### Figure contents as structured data
_____

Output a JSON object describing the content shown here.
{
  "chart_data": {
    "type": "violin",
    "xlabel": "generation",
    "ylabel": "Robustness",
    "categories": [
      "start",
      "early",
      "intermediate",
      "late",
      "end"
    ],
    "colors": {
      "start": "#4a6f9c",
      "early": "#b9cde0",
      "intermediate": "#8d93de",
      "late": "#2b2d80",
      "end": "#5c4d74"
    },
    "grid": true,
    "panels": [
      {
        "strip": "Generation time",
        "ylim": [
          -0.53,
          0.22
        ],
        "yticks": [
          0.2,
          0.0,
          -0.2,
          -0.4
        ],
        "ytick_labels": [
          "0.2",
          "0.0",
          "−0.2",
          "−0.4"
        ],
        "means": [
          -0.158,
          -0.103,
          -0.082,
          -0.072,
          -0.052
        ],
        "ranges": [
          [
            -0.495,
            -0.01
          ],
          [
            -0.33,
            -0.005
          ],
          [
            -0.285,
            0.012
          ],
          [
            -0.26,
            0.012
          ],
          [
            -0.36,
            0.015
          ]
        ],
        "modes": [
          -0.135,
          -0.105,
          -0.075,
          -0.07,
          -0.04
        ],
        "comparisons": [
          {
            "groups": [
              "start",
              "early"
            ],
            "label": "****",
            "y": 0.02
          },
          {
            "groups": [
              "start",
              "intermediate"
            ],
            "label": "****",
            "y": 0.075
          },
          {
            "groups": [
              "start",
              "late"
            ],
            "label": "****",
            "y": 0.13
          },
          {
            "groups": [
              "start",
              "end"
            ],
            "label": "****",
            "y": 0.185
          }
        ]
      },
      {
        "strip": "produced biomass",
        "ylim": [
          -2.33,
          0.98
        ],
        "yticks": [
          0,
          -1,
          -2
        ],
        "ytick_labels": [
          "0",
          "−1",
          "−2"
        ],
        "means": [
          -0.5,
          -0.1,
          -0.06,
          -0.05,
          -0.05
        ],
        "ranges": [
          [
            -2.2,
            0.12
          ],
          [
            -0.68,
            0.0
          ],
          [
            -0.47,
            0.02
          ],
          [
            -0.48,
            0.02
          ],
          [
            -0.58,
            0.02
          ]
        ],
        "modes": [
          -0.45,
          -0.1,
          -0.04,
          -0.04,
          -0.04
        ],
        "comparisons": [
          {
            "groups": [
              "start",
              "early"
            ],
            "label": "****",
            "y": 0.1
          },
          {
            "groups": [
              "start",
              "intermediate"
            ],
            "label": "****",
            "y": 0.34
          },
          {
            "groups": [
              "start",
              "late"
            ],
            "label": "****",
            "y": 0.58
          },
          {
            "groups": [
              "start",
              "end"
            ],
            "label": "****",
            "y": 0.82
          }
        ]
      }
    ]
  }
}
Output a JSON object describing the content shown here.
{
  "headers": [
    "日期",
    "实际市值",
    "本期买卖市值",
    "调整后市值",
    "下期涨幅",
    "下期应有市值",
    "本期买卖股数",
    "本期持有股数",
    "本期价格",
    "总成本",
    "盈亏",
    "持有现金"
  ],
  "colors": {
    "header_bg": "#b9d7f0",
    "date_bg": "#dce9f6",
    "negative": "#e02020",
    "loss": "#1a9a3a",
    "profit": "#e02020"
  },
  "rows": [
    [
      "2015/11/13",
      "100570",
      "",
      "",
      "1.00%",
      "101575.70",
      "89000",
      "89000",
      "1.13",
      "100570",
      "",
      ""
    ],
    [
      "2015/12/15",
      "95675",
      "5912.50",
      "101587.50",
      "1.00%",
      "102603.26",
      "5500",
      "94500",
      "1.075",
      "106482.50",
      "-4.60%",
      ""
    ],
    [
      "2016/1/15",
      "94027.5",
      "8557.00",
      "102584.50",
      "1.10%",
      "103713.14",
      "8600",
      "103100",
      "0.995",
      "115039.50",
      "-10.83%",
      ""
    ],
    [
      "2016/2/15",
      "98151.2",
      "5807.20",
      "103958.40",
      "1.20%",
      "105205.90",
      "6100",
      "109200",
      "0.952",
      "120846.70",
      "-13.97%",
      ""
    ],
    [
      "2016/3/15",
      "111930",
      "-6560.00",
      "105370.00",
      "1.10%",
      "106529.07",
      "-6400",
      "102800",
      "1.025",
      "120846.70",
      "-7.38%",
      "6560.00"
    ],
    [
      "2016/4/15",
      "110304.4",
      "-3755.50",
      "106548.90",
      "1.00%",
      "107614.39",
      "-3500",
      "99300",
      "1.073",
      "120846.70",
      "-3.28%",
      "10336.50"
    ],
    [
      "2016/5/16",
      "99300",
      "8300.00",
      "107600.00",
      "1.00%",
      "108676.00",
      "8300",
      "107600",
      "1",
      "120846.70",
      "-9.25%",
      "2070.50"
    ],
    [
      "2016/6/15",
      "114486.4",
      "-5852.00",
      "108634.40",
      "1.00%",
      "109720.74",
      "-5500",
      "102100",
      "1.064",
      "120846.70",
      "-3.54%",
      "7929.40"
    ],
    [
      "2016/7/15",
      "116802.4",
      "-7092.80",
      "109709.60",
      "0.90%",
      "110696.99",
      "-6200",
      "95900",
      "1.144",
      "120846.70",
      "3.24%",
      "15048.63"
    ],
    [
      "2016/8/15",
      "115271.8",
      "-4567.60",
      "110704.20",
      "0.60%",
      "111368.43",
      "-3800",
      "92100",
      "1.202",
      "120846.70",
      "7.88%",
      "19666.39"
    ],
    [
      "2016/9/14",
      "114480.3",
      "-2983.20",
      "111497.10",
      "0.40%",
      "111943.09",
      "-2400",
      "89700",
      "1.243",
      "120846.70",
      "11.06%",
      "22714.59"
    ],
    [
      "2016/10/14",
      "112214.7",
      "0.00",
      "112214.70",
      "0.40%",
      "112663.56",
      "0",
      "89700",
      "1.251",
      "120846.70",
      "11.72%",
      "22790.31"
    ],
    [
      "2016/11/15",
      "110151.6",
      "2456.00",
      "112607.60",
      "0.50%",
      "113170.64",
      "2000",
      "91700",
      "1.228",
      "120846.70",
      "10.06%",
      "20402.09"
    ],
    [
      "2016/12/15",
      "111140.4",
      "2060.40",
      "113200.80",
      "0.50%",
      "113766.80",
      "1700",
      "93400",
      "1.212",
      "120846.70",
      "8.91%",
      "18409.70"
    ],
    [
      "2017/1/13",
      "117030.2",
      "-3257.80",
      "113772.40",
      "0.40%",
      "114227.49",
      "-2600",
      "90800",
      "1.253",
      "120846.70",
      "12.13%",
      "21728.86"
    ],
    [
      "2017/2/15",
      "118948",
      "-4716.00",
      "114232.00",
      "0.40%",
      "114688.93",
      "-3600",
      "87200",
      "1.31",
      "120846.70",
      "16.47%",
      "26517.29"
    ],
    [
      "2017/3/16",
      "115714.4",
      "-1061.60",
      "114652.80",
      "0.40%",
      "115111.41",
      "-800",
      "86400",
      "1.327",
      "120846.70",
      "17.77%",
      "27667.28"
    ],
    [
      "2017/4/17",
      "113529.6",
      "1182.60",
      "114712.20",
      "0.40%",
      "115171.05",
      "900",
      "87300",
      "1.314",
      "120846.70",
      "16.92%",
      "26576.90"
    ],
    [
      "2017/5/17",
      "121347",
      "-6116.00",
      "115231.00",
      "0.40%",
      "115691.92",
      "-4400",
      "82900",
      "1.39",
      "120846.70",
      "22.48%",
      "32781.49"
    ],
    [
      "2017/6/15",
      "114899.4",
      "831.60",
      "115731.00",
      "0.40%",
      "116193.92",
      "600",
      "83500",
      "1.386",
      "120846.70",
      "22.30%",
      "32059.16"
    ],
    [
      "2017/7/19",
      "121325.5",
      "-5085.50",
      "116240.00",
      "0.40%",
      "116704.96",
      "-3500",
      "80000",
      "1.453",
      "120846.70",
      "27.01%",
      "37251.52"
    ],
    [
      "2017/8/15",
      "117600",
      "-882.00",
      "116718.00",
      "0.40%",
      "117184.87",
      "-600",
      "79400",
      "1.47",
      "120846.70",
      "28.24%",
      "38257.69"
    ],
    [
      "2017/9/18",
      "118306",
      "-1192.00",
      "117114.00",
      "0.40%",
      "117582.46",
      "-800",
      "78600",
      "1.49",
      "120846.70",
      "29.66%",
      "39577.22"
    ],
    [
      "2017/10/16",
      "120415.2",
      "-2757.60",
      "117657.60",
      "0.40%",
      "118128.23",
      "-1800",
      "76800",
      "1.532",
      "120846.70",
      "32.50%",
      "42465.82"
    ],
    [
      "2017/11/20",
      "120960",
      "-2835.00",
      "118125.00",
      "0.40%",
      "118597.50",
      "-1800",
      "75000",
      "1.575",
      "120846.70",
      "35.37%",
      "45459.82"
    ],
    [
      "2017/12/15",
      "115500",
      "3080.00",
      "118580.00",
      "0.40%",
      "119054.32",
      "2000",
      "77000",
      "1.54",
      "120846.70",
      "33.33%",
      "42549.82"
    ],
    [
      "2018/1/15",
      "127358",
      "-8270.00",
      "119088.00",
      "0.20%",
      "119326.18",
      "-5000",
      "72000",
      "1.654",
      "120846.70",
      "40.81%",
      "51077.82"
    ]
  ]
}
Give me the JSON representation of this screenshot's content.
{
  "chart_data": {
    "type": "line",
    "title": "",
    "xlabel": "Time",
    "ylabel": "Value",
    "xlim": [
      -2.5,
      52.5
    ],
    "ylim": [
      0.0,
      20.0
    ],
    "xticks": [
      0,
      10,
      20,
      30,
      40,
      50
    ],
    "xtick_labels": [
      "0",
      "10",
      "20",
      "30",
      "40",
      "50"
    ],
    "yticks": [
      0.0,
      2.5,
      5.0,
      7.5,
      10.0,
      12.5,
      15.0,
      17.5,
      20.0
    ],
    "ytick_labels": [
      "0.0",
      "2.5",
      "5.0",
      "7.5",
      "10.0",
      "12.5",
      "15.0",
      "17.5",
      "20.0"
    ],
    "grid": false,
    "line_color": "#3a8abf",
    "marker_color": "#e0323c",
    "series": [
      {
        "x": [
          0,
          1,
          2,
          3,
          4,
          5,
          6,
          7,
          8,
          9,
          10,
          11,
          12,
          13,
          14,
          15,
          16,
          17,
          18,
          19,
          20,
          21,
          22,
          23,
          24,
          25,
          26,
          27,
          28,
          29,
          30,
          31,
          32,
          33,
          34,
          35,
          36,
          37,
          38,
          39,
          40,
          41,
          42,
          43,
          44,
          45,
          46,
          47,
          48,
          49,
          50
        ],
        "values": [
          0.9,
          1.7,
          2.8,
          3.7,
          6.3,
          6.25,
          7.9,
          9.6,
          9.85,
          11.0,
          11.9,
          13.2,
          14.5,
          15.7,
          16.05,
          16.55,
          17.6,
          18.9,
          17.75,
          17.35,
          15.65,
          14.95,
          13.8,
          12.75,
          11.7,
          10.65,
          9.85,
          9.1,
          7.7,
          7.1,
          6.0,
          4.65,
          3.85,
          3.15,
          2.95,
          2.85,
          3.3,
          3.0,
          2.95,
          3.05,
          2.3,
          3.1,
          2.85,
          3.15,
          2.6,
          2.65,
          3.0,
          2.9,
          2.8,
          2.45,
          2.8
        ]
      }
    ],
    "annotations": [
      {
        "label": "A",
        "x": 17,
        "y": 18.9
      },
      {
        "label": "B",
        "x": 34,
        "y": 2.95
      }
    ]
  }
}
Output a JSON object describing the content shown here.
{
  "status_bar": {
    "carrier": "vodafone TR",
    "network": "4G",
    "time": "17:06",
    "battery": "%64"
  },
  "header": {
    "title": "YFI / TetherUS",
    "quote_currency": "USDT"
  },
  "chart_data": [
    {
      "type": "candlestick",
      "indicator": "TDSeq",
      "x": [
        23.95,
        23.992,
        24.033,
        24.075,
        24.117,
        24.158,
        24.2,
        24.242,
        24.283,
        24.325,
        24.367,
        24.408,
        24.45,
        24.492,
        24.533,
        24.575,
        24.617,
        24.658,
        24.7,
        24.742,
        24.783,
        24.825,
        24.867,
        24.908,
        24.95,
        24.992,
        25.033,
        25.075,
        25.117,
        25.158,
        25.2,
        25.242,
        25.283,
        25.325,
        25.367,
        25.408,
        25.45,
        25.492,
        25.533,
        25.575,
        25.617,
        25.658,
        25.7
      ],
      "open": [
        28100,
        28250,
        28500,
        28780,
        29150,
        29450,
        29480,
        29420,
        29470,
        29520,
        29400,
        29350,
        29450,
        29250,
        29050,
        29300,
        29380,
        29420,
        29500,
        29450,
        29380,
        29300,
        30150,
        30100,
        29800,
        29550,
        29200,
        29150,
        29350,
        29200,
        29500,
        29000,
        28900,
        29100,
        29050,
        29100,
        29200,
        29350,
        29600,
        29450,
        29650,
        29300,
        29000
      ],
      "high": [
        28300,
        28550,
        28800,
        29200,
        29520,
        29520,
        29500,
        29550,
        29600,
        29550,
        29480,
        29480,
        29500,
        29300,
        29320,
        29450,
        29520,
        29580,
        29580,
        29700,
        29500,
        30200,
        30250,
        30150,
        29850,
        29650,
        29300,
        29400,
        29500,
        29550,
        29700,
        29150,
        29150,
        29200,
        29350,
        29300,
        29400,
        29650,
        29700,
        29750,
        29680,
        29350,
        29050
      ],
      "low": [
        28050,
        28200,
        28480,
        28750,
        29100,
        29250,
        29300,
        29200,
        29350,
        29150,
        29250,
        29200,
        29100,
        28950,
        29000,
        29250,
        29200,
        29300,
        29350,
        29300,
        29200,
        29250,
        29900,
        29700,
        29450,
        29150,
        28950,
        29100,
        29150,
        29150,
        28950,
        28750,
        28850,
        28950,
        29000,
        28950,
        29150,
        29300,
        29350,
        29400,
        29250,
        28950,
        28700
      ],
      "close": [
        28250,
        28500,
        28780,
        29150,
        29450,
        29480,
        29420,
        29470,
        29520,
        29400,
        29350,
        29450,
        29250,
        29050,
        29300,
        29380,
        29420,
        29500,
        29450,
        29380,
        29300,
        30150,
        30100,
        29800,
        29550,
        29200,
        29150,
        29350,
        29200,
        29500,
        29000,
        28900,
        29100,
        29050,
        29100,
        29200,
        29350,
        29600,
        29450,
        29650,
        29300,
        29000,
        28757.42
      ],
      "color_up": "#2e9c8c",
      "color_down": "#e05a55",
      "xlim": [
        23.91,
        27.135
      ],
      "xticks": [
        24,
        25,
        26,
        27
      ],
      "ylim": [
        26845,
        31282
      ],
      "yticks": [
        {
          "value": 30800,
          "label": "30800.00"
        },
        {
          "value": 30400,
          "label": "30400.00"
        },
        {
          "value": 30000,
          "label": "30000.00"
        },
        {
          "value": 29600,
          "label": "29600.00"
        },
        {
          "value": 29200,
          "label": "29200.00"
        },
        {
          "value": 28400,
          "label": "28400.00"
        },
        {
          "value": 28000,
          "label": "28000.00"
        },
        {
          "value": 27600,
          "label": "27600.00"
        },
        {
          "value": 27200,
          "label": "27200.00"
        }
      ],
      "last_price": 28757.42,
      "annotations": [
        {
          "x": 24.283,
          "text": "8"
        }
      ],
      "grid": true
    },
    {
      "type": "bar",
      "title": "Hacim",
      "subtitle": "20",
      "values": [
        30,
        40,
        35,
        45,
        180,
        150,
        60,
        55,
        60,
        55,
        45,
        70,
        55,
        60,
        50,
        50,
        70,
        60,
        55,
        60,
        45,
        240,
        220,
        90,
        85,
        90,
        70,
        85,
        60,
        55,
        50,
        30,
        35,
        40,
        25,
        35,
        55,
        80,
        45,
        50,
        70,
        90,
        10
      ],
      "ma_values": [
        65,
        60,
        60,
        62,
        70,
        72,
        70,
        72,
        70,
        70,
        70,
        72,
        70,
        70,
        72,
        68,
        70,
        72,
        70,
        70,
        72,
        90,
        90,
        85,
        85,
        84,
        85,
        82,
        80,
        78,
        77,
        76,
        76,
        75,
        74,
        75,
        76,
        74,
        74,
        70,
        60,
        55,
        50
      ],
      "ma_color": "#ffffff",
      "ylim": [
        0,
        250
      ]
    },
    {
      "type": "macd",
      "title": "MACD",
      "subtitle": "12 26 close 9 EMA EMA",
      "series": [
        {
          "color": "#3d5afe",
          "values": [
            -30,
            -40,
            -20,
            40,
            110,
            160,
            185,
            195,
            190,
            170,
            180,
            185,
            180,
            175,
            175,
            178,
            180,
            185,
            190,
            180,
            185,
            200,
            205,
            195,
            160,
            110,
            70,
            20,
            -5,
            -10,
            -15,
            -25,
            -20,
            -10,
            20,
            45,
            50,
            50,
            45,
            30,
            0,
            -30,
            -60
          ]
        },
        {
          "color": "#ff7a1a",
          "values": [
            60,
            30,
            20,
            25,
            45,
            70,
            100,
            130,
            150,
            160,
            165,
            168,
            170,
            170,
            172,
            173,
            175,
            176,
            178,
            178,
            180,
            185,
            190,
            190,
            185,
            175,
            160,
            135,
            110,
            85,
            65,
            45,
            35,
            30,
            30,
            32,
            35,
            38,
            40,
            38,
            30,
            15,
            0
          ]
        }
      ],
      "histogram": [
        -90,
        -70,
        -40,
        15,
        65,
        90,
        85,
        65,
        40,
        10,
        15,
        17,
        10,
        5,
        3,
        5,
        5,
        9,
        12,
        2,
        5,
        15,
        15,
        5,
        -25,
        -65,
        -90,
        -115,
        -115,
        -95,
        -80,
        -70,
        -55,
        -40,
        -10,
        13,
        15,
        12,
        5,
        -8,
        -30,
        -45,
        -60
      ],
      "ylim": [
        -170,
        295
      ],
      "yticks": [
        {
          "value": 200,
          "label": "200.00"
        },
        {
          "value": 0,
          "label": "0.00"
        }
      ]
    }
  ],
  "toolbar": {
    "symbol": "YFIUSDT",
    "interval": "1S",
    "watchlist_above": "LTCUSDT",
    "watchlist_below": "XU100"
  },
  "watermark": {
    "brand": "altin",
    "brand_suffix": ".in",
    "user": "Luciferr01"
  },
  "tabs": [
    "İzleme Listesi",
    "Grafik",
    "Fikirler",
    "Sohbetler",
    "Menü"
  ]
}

_____

Which lines hold the word "type"? Copy every one of them.

    "type": "violin",
    "type": "line",
      "type": "candlestick",
      "type": "bar",
      "type": "macd",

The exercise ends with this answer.